▶ What you should do:
Reproduce the data below in full and exclude every picture.

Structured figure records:
━━━━━━━━━━━━━━━━━━━━━━━━━━━━━━
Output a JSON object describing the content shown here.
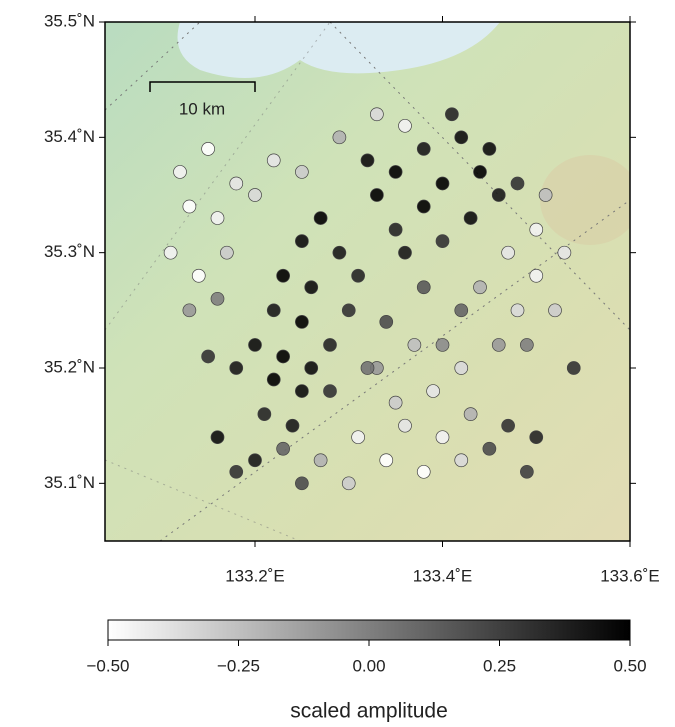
{
  "chart_data": {
    "type": "scatter",
    "x": [
      133.32,
      133.35,
      133.38,
      133.4,
      133.42,
      133.44,
      133.46,
      133.43,
      133.38,
      133.35,
      133.33,
      133.36,
      133.4,
      133.45,
      133.48,
      133.41,
      133.27,
      133.25,
      133.29,
      133.23,
      133.26,
      133.22,
      133.25,
      133.2,
      133.23,
      133.26,
      133.22,
      133.25,
      133.28,
      133.18,
      133.15,
      133.21,
      133.24,
      133.3,
      133.31,
      133.28,
      133.12,
      133.15,
      133.18,
      133.13,
      133.16,
      133.2,
      133.11,
      133.14,
      133.17,
      133.22,
      133.25,
      133.29,
      133.33,
      133.36,
      133.13,
      133.16,
      133.31,
      133.34,
      133.36,
      133.38,
      133.4,
      133.42,
      133.35,
      133.39,
      133.43,
      133.3,
      133.27,
      133.33,
      133.37,
      133.42,
      133.45,
      133.47,
      133.49,
      133.5,
      133.25,
      133.2,
      133.18,
      133.16,
      133.23,
      133.47,
      133.5,
      133.52,
      133.48,
      133.44,
      133.5,
      133.53,
      133.46,
      133.49,
      133.54,
      133.42,
      133.38,
      133.34,
      133.32,
      133.4,
      133.51
    ],
    "y": [
      35.38,
      35.37,
      35.39,
      35.36,
      35.4,
      35.37,
      35.35,
      35.33,
      35.34,
      35.32,
      35.35,
      35.3,
      35.31,
      35.39,
      35.36,
      35.42,
      35.33,
      35.31,
      35.3,
      35.28,
      35.27,
      35.25,
      35.24,
      35.22,
      35.21,
      35.2,
      35.19,
      35.18,
      35.22,
      35.2,
      35.21,
      35.16,
      35.15,
      35.25,
      35.28,
      35.18,
      35.37,
      35.39,
      35.36,
      35.34,
      35.33,
      35.35,
      35.3,
      35.28,
      35.3,
      35.38,
      35.37,
      35.4,
      35.42,
      35.41,
      35.25,
      35.26,
      35.14,
      35.12,
      35.15,
      35.11,
      35.14,
      35.12,
      35.17,
      35.18,
      35.16,
      35.1,
      35.12,
      35.2,
      35.22,
      35.2,
      35.13,
      35.15,
      35.11,
      35.14,
      35.1,
      35.12,
      35.11,
      35.14,
      35.13,
      35.3,
      35.28,
      35.25,
      35.25,
      35.27,
      35.32,
      35.3,
      35.22,
      35.22,
      35.2,
      35.25,
      35.27,
      35.24,
      35.2,
      35.22,
      35.35
    ],
    "values": [
      0.45,
      0.5,
      0.4,
      0.5,
      0.45,
      0.5,
      0.4,
      0.45,
      0.5,
      0.35,
      0.5,
      0.4,
      0.3,
      0.45,
      0.3,
      0.35,
      0.5,
      0.45,
      0.4,
      0.5,
      0.45,
      0.4,
      0.5,
      0.45,
      0.5,
      0.45,
      0.5,
      0.45,
      0.35,
      0.4,
      0.3,
      0.35,
      0.4,
      0.3,
      0.35,
      0.3,
      -0.45,
      -0.5,
      -0.4,
      -0.5,
      -0.45,
      -0.35,
      -0.45,
      -0.5,
      -0.3,
      -0.4,
      -0.3,
      -0.2,
      -0.35,
      -0.45,
      -0.1,
      0.0,
      -0.45,
      -0.5,
      -0.4,
      -0.5,
      -0.45,
      -0.35,
      -0.3,
      -0.4,
      -0.2,
      -0.3,
      -0.2,
      -0.1,
      -0.25,
      -0.35,
      0.2,
      0.3,
      0.25,
      0.35,
      0.2,
      0.4,
      0.3,
      0.45,
      0.1,
      -0.4,
      -0.45,
      -0.3,
      -0.35,
      -0.2,
      -0.45,
      -0.4,
      -0.1,
      0.0,
      0.3,
      0.1,
      0.15,
      0.2,
      0.05,
      -0.05,
      -0.25
    ],
    "xlim": [
      133.04,
      133.6
    ],
    "ylim": [
      35.05,
      35.5
    ],
    "xticks": [
      {
        "value": 133.2,
        "label": "133.2˚E"
      },
      {
        "value": 133.4,
        "label": "133.4˚E"
      },
      {
        "value": 133.6,
        "label": "133.6˚E"
      }
    ],
    "yticks": [
      {
        "value": 35.1,
        "label": "35.1˚N"
      },
      {
        "value": 35.2,
        "label": "35.2˚N"
      },
      {
        "value": 35.3,
        "label": "35.3˚N"
      },
      {
        "value": 35.4,
        "label": "35.4˚N"
      },
      {
        "value": 35.5,
        "label": "35.5˚N"
      }
    ],
    "scale_bar_label": "10 km",
    "colorbar": {
      "lim": [
        -0.5,
        0.5
      ],
      "label": "scaled amplitude",
      "ticks": [
        {
          "value": -0.5,
          "label": "−0.50"
        },
        {
          "value": -0.25,
          "label": "−0.25"
        },
        {
          "value": 0,
          "label": "0.00"
        },
        {
          "value": 0.25,
          "label": "0.25"
        },
        {
          "value": 0.5,
          "label": "0.50"
        }
      ]
    }
  }
}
━━━━━━━━━━━━━━━━━━━━━━━━━━━━━━
▶ Exercise answer:
Output a JSON object describing the content shown here.
{
  "chart_data": {
    "type": "scatter",
    "x": [
      133.32,
      133.35,
      133.38,
      133.4,
      133.42,
      133.44,
      133.46,
      133.43,
      133.38,
      133.35,
      133.33,
      133.36,
      133.4,
      133.45,
      133.48,
      133.41,
      133.27,
      133.25,
      133.29,
      133.23,
      133.26,
      133.22,
      133.25,
      133.2,
      133.23,
      133.26,
      133.22,
      133.25,
      133.28,
      133.18,
      133.15,
      133.21,
      133.24,
      133.3,
      133.31,
      133.28,
      133.12,
      133.15,
      133.18,
      133.13,
      133.16,
      133.2,
      133.11,
      133.14,
      133.17,
      133.22,
      133.25,
      133.29,
      133.33,
      133.36,
      133.13,
      133.16,
      133.31,
      133.34,
      133.36,
      133.38,
      133.4,
      133.42,
      133.35,
      133.39,
      133.43,
      133.3,
      133.27,
      133.33,
      133.37,
      133.42,
      133.45,
      133.47,
      133.49,
      133.5,
      133.25,
      133.2,
      133.18,
      133.16,
      133.23,
      133.47,
      133.5,
      133.52,
      133.48,
      133.44,
      133.5,
      133.53,
      133.46,
      133.49,
      133.54,
      133.42,
      133.38,
      133.34,
      133.32,
      133.4,
      133.51
    ],
    "y": [
      35.38,
      35.37,
      35.39,
      35.36,
      35.4,
      35.37,
      35.35,
      35.33,
      35.34,
      35.32,
      35.35,
      35.3,
      35.31,
      35.39,
      35.36,
      35.42,
      35.33,
      35.31,
      35.3,
      35.28,
      35.27,
      35.25,
      35.24,
      35.22,
      35.21,
      35.2,
      35.19,
      35.18,
      35.22,
      35.2,
      35.21,
      35.16,
      35.15,
      35.25,
      35.28,
      35.18,
      35.37,
      35.39,
      35.36,
      35.34,
      35.33,
      35.35,
      35.3,
      35.28,
      35.3,
      35.38,
      35.37,
      35.4,
      35.42,
      35.41,
      35.25,
      35.26,
      35.14,
      35.12,
      35.15,
      35.11,
      35.14,
      35.12,
      35.17,
      35.18,
      35.16,
      35.1,
      35.12,
      35.2,
      35.22,
      35.2,
      35.13,
      35.15,
      35.11,
      35.14,
      35.1,
      35.12,
      35.11,
      35.14,
      35.13,
      35.3,
      35.28,
      35.25,
      35.25,
      35.27,
      35.32,
      35.3,
      35.22,
      35.22,
      35.2,
      35.25,
      35.27,
      35.24,
      35.2,
      35.22,
      35.35
    ],
    "values": [
      0.45,
      0.5,
      0.4,
      0.5,
      0.45,
      0.5,
      0.4,
      0.45,
      0.5,
      0.35,
      0.5,
      0.4,
      0.3,
      0.45,
      0.3,
      0.35,
      0.5,
      0.45,
      0.4,
      0.5,
      0.45,
      0.4,
      0.5,
      0.45,
      0.5,
      0.45,
      0.5,
      0.45,
      0.35,
      0.4,
      0.3,
      0.35,
      0.4,
      0.3,
      0.35,
      0.3,
      -0.45,
      -0.5,
      -0.4,
      -0.5,
      -0.45,
      -0.35,
      -0.45,
      -0.5,
      -0.3,
      -0.4,
      -0.3,
      -0.2,
      -0.35,
      -0.45,
      -0.1,
      0.0,
      -0.45,
      -0.5,
      -0.4,
      -0.5,
      -0.45,
      -0.35,
      -0.3,
      -0.4,
      -0.2,
      -0.3,
      -0.2,
      -0.1,
      -0.25,
      -0.35,
      0.2,
      0.3,
      0.25,
      0.35,
      0.2,
      0.4,
      0.3,
      0.45,
      0.1,
      -0.4,
      -0.45,
      -0.3,
      -0.35,
      -0.2,
      -0.45,
      -0.4,
      -0.1,
      0.0,
      0.3,
      0.1,
      0.15,
      0.2,
      0.05,
      -0.05,
      -0.25
    ],
    "xlim": [
      133.04,
      133.6
    ],
    "ylim": [
      35.05,
      35.5
    ],
    "xticks": [
      {
        "value": 133.2,
        "label": "133.2˚E"
      },
      {
        "value": 133.4,
        "label": "133.4˚E"
      },
      {
        "value": 133.6,
        "label": "133.6˚E"
      }
    ],
    "yticks": [
      {
        "value": 35.1,
        "label": "35.1˚N"
      },
      {
        "value": 35.2,
        "label": "35.2˚N"
      },
      {
        "value": 35.3,
        "label": "35.3˚N"
      },
      {
        "value": 35.4,
        "label": "35.4˚N"
      },
      {
        "value": 35.5,
        "label": "35.5˚N"
      }
    ],
    "scale_bar_label": "10 km",
    "colorbar": {
      "lim": [
        -0.5,
        0.5
      ],
      "label": "scaled amplitude",
      "ticks": [
        {
          "value": -0.5,
          "label": "−0.50"
        },
        {
          "value": -0.25,
          "label": "−0.25"
        },
        {
          "value": 0,
          "label": "0.00"
        },
        {
          "value": 0.25,
          "label": "0.25"
        },
        {
          "value": 0.5,
          "label": "0.50"
        }
      ]
    }
  }
}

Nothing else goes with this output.